• _Verilen görev 1_: Boyhood yazısına göre, günümüzden yaklaşık on bin yıl önce insanın bilgisi ne yapmaya yetecek kadardı?

• _Metin bölümü_:
□ □ □ □ □
20 Ekim 2014 Pazartesi

Boyhood (2014) - Varolmanın Dayanılmaz Hafifliği

İnsanoğlu binlerce yıldır gökyüzüne bakıyor. Merakla ve hayretle. Düşünüyor ve soruyor. Descartes'ın "düşündüğünün üstüne düşünebilen insan" veya bir başka ifadeyle "farkındalığının farkında olan insan" olarak tanımladığı homo sapiens sapiens, günümüzden yaklaşık on bin yıl önce bilgisi sadece taşları alet olarak kullanmaya yetecek kadarken de, 17. yüzyılın sonlarında dünyanın yuvarlak olduğu çoğunluk tarafından kabul gördüğünde de sormuş: Ne? Kim? Neden? Nasıl? Bilginin, bilimin, teknolojinin hızına yetişemediğimiz, içinde bulunduğumuz asırda dahi benzer sorular güncelliğini koruyor. Tabii önce günlük kaygılarımızdan sıyrılmamız gerekiyor. Ardından, geriye kalan kısa zamanlarda, evrenin genişliği içindeki varlığımızı sorguluyoruz: "Tamam biz neyse de... Peki ben?"
□ □ □ □ □
• _Verilen görev 2_: Girdilerin başından "42, 823, 60]" ifadesini içeren satıra kadar, o satır da dahil olmak üzere, tüm satırları yeniden yaz. Bu satırlarda "taskbar-edge-button" ifadesini "taskbar-browser-button" ile değiştir, geri kalan her şeyi olduğu gibi bırak.

[Kayıtlı veri girdileri]
□ □ □ □ □
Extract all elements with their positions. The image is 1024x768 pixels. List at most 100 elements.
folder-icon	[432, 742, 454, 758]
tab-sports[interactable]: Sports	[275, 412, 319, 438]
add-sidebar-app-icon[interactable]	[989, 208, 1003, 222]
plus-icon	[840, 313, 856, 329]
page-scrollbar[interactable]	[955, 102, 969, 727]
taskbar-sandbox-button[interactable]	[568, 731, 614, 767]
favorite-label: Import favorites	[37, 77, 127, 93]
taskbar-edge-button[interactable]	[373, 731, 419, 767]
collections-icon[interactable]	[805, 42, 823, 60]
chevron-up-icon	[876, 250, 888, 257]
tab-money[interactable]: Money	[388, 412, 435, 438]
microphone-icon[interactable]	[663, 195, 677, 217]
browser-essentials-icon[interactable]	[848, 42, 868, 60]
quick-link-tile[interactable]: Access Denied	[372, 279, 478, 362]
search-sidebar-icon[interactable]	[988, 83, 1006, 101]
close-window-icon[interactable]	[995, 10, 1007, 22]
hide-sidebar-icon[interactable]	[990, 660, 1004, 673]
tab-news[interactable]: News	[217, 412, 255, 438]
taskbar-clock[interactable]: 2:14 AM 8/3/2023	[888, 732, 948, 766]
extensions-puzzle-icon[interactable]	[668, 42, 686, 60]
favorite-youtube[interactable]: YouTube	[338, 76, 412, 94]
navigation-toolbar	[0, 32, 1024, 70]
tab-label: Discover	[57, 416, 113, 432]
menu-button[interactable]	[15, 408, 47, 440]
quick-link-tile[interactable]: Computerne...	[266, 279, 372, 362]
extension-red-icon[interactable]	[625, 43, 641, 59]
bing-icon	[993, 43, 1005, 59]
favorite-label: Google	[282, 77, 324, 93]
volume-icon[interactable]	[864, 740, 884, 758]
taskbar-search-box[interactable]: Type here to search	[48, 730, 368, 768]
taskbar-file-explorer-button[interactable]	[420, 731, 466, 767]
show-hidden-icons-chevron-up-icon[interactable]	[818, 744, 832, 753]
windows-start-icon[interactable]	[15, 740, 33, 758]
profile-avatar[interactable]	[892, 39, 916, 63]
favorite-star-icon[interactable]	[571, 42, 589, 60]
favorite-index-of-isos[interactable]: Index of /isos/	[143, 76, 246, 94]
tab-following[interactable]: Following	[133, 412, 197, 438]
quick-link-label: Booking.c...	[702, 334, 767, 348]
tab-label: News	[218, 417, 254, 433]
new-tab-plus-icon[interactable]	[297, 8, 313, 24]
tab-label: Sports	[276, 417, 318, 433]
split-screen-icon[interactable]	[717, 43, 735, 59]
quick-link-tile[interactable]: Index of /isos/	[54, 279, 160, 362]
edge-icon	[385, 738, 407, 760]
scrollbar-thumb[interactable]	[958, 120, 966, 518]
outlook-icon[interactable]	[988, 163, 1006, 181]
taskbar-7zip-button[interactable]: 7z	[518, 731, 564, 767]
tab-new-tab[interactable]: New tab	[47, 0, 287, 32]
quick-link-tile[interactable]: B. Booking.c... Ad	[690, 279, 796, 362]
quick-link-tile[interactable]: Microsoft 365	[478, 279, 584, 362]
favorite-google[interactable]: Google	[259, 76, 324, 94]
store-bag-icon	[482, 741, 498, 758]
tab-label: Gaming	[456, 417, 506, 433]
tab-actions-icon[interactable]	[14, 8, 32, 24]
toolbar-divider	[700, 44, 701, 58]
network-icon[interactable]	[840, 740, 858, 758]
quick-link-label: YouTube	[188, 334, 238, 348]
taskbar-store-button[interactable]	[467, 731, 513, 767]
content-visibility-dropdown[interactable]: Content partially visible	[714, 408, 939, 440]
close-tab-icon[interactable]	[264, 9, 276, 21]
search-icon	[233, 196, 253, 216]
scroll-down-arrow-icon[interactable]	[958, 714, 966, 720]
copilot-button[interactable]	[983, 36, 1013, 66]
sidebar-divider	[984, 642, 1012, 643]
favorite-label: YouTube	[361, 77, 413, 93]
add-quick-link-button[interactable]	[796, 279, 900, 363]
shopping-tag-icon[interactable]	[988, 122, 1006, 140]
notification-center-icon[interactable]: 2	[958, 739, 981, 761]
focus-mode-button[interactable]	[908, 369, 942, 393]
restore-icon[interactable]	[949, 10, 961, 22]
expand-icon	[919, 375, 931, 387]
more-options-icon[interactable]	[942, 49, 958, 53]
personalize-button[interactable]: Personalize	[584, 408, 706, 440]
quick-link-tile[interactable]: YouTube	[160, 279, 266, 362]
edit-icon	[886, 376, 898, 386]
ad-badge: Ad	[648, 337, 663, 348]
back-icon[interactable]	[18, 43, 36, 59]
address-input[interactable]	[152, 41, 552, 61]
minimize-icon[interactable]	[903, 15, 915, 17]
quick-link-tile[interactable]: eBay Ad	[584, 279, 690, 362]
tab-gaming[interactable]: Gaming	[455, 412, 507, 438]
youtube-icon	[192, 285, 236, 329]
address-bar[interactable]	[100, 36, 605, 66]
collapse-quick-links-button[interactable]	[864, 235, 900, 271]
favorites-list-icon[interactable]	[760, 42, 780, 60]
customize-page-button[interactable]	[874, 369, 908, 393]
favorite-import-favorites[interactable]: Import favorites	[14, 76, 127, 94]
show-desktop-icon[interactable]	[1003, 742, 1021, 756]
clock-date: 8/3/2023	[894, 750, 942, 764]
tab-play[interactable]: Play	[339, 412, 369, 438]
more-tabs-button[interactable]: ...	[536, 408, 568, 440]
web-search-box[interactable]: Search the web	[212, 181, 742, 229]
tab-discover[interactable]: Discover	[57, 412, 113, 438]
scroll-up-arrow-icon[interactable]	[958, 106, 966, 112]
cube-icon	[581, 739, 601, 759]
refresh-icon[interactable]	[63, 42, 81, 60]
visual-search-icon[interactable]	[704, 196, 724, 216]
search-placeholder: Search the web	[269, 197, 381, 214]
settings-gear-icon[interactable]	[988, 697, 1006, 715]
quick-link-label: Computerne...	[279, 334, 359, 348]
□ □ □ □ □
• _Yazılı yanıt 1_: Taşları alet olarak kullanmaya yetecek kadardı.

• _Yazılı yanıt 2_:
Extract all elements with their positions. The image is 1024x768 pixels. List at most 100 elements.
folder-icon	[432, 742, 454, 758]
tab-sports[interactable]: Sports	[275, 412, 319, 438]
add-sidebar-app-icon[interactable]	[989, 208, 1003, 222]
plus-icon	[840, 313, 856, 329]
page-scrollbar[interactable]	[955, 102, 969, 727]
taskbar-sandbox-button[interactable]	[568, 731, 614, 767]
favorite-label: Import favorites	[37, 77, 127, 93]
taskbar-browser-button[interactable]	[373, 731, 419, 767]
collections-icon[interactable]	[805, 42, 823, 60]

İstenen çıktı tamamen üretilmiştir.